╭─ TEXT SEGMENT

Antonio Saura. Paintings: 1956-1985

21 december, 1989 - 19 march, 1990 /
Sabatini Building, Floor 0
Antonio Saura. La gran muchedumbre, 1963. Painting. Museo Nacional Centro de Arte Reina Sofía Collection, Madrid
Antonio Saura. La gran muchedumbre, 1963. Painting. Museo Nacional Centro de Arte Reina Sofía Collection, Madrid

This Antonio Saura (Huesca, 1930 - Cuenca, 1998) exhibition, organised by the Musée Rath and Museum of Art and History in Geneva, is held to mark the fiftieth anniversary of the presentation of Museo del Prado collections in Geneva in 1939.

Antonio Saura has been selected because of his personal and institutional ties to Geneva, with the Museum of Art and History acquiring the first of his two crucifixion pieces in 1969. He was also the focus of an extensive exhibition in Madrid and Barcelona in 1980, but on this occasion the Centro de Arte Reina Sofía is showing his works from the last ten years, among the most fertile in his corpus of work, in particular his large-scale pieces.

╰─

▸ OBJECTIVE A
Decide whether each statement agrees with the Antonio Saura exhibition text. Answer yes or no for each and quote the deciding words. (i) The exhibition was organized by the Musée Rath and Museum of Art and History in Geneva. (ii) The Museum of Art and History acquired both of Saura's crucifixion pieces in 1969. (iii) The exhibition is on Floor 1 of the Sabatini Building.

╭─ SUPPLIED DATA

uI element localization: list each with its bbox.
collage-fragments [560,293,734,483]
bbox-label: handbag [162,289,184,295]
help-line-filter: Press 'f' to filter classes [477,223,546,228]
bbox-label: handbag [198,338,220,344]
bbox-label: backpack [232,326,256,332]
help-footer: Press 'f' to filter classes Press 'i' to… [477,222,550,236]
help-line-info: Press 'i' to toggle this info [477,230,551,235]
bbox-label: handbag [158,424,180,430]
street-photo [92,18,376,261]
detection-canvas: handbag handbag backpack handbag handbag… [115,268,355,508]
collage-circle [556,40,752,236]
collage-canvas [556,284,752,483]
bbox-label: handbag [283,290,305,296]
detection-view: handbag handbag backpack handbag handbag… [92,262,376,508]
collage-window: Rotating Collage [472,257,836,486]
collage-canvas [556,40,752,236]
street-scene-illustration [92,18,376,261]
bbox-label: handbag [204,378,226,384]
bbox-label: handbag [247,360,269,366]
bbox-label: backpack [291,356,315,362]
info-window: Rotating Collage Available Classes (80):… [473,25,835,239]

╰─

▸ OBJECTIVE B
Rewrite the data entries, replacing every "handbag" with "purse" and leaving everything else unchanged.

▸ RESULT A
(i) Yes: "organised by the Musée Rath and Museum of Art and History in Geneva"
(ii) No: "acquiring the first of his two crucifixion pieces in 1969"
(iii) No: "Sabatini Building, Floor 0"

▸ RESULT B
uI element localization: list each with its bbox.
collage-fragments [560,293,734,483]
bbox-label: purse [162,289,184,295]
help-line-filter: Press 'f' to filter classes [477,223,546,228]
bbox-label: purse [198,338,220,344]
bbox-label: backpack [232,326,256,332]
help-footer: Press 'f' to filter classes Press 'i' to… [477,222,550,236]
help-line-info: Press 'i' to toggle this info [477,230,551,235]
bbox-label: purse [158,424,180,430]
street-photo [92,18,376,261]
detection-canvas: purse purse backpack purse purse… [115,268,355,508]
collage-circle [556,40,752,236]
collage-canvas [556,284,752,483]
bbox-label: purse [283,290,305,296]
detection-view: purse purse backpack purse purse… [92,262,376,508]
collage-window: Rotating Collage [472,257,836,486]
collage-canvas [556,40,752,236]
street-scene-illustration [92,18,376,261]
bbox-label: purse [204,378,226,384]
bbox-label: purse [247,360,269,366]
bbox-label: backpack [291,356,315,362]
info-window: Rotating Collage Available Classes (80):… [473,25,835,239]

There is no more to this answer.